JOB: Go through the listing below and list every line with "JSON".

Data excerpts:
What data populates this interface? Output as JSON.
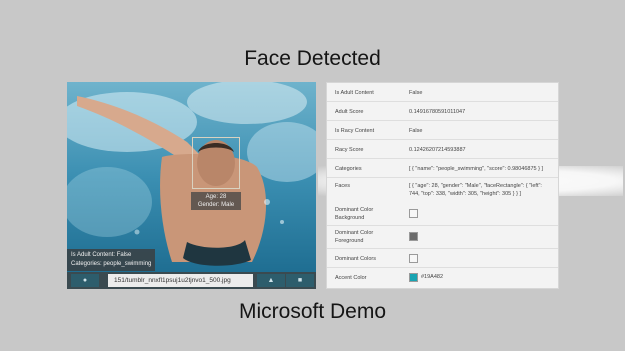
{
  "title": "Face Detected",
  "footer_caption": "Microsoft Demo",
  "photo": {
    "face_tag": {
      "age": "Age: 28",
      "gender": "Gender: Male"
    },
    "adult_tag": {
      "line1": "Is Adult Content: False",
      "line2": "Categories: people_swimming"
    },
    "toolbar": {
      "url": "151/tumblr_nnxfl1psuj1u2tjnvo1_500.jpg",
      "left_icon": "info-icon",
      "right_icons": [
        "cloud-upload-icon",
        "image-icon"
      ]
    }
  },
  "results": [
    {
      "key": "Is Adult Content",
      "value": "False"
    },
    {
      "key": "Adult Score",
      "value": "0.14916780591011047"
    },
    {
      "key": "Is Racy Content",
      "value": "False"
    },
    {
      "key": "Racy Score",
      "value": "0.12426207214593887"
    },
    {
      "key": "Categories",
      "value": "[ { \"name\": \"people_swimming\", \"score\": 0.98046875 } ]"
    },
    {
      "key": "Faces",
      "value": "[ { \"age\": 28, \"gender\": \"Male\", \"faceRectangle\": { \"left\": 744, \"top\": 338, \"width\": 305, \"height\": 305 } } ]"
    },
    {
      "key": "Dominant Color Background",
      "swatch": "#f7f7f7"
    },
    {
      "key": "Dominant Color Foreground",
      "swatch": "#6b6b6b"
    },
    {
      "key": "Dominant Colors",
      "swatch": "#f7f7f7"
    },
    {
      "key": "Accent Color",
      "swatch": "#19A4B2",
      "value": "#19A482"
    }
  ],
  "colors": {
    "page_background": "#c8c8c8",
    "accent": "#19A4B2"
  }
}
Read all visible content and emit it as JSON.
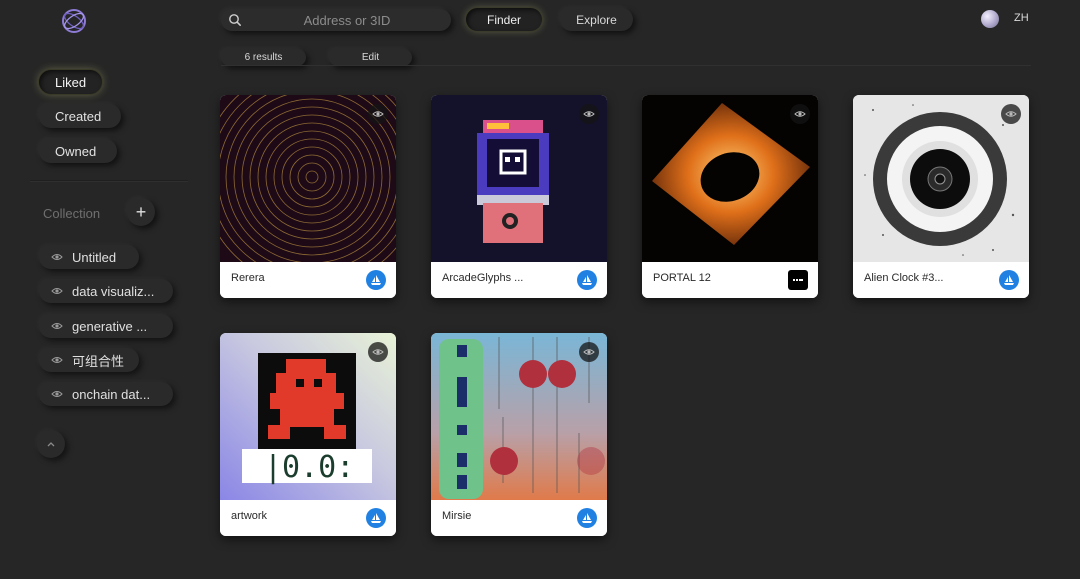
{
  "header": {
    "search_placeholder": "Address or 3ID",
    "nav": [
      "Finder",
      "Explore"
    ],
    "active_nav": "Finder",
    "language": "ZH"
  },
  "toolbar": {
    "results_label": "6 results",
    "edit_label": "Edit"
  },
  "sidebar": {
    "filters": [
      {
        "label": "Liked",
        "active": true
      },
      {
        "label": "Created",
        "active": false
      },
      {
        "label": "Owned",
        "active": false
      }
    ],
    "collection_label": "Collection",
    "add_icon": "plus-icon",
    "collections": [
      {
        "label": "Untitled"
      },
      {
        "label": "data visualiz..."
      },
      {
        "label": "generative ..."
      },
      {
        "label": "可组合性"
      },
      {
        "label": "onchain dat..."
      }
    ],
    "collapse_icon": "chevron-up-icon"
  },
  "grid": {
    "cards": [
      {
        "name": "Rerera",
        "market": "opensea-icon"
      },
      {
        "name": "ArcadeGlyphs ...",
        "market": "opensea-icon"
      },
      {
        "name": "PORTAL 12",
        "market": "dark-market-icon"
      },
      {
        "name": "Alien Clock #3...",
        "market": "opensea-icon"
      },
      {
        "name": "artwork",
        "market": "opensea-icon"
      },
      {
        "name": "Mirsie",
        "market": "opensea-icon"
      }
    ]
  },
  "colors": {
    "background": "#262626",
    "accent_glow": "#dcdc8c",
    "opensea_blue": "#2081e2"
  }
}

ANSWER TO THIS TASK:
What data populates this interface? Output as JSON.
Read all visible content and emit it as JSON.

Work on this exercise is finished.